▸ **GIVEN PROBLEM**: Search the entries for the word "color" and pull out each line that has it.

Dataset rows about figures
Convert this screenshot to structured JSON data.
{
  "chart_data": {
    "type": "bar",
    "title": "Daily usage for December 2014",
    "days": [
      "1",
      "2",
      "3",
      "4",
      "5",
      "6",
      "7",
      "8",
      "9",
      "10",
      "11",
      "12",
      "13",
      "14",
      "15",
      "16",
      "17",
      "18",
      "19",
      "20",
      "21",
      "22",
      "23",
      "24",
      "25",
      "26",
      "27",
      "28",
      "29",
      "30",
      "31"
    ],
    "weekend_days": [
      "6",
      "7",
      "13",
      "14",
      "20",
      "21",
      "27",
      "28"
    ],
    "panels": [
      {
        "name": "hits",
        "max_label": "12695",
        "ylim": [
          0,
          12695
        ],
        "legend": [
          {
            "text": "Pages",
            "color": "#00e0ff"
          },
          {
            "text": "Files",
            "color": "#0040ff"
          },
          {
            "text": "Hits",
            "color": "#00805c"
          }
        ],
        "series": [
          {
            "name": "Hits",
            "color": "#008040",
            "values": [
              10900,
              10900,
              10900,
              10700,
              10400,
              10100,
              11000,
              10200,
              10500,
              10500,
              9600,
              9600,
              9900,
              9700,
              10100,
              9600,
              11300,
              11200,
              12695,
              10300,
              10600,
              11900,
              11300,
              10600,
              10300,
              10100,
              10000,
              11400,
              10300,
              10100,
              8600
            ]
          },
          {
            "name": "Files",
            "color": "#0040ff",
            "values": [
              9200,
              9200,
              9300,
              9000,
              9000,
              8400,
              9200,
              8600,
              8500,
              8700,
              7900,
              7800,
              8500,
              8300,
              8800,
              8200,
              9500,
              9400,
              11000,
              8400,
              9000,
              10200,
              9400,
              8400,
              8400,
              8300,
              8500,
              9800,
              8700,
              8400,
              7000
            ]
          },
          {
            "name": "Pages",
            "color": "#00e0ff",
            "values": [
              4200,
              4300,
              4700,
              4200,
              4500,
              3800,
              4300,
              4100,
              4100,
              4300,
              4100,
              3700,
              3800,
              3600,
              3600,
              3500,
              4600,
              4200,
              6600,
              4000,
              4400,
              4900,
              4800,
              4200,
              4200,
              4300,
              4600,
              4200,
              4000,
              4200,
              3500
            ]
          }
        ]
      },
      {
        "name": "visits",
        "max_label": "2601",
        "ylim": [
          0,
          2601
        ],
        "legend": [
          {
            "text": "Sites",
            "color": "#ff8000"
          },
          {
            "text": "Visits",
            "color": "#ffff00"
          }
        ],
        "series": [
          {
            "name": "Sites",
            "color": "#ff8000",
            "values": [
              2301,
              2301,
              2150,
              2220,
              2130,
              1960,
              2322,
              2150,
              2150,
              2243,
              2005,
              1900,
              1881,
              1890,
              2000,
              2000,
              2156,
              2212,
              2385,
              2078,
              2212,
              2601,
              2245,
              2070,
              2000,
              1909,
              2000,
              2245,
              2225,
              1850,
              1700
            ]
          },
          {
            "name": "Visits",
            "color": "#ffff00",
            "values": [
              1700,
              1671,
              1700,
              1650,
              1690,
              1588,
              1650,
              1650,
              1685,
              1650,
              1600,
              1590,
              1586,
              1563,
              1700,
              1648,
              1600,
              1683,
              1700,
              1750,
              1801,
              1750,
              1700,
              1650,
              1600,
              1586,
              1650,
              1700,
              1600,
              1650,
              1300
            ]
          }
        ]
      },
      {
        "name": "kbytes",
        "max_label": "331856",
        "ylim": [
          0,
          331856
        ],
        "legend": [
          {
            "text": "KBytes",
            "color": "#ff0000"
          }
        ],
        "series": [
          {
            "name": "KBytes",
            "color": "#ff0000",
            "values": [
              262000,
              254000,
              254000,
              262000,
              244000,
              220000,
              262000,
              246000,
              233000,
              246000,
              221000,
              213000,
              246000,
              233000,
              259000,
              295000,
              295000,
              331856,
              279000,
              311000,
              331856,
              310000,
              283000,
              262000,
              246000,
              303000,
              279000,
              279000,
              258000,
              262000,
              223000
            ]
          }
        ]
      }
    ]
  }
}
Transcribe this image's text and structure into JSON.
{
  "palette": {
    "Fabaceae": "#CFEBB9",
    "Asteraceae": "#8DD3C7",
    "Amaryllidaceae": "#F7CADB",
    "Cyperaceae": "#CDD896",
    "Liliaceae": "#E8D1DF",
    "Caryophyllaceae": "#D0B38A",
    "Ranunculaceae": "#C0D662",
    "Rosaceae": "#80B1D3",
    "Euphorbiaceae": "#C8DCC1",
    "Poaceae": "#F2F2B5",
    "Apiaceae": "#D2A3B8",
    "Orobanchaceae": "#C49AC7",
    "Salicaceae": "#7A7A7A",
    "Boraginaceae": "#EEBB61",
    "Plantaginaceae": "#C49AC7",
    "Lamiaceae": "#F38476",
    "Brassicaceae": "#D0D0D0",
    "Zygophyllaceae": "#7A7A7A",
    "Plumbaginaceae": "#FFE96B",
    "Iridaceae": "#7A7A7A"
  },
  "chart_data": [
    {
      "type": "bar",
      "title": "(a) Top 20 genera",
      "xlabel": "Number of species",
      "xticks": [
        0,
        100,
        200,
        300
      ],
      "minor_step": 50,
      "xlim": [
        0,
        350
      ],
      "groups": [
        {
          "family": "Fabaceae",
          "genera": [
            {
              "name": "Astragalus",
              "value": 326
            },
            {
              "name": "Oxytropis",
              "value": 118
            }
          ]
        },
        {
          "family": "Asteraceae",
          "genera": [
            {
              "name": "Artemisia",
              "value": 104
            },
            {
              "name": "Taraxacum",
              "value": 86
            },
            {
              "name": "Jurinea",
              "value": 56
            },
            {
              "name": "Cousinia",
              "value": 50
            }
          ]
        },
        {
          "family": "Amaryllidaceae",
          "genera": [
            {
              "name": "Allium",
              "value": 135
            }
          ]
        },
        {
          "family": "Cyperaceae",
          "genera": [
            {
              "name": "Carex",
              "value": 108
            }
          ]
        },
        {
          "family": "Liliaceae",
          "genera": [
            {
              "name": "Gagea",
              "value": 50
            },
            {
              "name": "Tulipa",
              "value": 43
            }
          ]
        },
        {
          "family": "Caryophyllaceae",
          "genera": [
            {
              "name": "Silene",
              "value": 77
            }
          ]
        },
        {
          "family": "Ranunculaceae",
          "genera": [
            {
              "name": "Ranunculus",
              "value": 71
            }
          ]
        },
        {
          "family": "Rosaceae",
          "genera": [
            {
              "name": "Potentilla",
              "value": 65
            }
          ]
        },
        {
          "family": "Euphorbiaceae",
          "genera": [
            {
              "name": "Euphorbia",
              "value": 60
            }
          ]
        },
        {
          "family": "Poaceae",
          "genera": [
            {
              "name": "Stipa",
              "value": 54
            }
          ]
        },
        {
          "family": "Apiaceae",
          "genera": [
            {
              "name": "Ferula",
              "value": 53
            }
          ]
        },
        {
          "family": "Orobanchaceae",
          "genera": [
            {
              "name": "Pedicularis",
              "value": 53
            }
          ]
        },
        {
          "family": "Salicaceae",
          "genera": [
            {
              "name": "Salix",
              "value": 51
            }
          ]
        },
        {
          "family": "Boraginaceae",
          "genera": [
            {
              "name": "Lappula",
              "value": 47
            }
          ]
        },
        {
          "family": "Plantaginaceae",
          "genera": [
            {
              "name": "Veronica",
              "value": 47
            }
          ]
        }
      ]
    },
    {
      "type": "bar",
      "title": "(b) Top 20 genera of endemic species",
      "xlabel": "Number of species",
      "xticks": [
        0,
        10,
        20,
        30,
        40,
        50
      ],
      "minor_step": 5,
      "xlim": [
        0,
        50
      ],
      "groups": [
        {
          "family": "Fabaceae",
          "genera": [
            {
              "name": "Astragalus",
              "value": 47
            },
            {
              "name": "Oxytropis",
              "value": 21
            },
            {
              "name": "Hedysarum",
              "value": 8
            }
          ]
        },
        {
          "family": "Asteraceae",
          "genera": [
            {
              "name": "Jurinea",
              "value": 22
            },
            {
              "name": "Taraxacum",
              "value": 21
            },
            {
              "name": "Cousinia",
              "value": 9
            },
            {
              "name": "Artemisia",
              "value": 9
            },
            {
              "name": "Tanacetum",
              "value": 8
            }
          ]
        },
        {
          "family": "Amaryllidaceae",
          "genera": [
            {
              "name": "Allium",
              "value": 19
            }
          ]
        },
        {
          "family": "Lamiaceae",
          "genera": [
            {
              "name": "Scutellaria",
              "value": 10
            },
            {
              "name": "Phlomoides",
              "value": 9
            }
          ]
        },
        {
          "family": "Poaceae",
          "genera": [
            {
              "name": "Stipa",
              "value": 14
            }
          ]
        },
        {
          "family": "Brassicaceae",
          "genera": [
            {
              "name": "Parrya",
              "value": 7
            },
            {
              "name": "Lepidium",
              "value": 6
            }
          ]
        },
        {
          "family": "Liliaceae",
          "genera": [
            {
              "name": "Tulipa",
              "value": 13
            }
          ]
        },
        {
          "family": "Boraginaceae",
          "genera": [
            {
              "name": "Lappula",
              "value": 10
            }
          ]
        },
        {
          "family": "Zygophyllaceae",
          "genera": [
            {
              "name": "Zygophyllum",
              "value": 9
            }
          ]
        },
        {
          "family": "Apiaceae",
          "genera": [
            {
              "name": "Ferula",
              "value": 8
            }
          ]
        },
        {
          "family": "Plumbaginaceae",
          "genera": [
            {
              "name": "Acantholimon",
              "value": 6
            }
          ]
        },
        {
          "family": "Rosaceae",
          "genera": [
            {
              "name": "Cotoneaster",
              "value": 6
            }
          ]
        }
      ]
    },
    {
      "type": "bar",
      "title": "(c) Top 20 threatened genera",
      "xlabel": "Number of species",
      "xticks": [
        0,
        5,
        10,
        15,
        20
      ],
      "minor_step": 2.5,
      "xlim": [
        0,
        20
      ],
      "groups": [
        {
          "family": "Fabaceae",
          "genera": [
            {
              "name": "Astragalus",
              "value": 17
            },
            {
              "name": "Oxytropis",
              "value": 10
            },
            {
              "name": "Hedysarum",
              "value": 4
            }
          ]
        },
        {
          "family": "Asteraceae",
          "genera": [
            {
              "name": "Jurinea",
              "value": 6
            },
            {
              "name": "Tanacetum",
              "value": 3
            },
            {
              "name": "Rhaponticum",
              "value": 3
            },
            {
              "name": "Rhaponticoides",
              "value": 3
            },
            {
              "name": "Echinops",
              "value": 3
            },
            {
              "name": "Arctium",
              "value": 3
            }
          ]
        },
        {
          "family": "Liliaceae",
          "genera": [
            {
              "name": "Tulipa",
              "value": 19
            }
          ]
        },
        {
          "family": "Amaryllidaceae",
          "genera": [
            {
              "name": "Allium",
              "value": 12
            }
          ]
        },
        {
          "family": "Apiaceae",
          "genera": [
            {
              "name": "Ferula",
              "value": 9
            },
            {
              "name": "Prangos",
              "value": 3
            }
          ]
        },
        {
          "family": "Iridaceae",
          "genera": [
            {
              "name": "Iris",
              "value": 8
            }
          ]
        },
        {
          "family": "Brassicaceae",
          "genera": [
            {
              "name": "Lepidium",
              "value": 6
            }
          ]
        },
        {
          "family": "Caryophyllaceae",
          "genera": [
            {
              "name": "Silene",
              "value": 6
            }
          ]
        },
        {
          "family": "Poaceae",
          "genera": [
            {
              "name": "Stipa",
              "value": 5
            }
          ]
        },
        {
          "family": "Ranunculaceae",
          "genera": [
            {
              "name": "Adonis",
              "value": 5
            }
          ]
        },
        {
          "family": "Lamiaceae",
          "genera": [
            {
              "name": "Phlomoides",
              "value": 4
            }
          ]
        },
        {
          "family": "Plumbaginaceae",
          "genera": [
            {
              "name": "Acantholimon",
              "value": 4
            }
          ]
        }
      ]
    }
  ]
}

▸ **REPLY**:
            "color": "#00e0ff"
            "color": "#0040ff"
            "color": "#00805c"
            "color": "#008040",
            "color": "#0040ff",
            "color": "#00e0ff",
            "color": "#ff8000"
            "color": "#ffff00"
            "color": "#ff8000",
            "color": "#ffff00",
            "color": "#ff0000"
            "color": "#ff0000",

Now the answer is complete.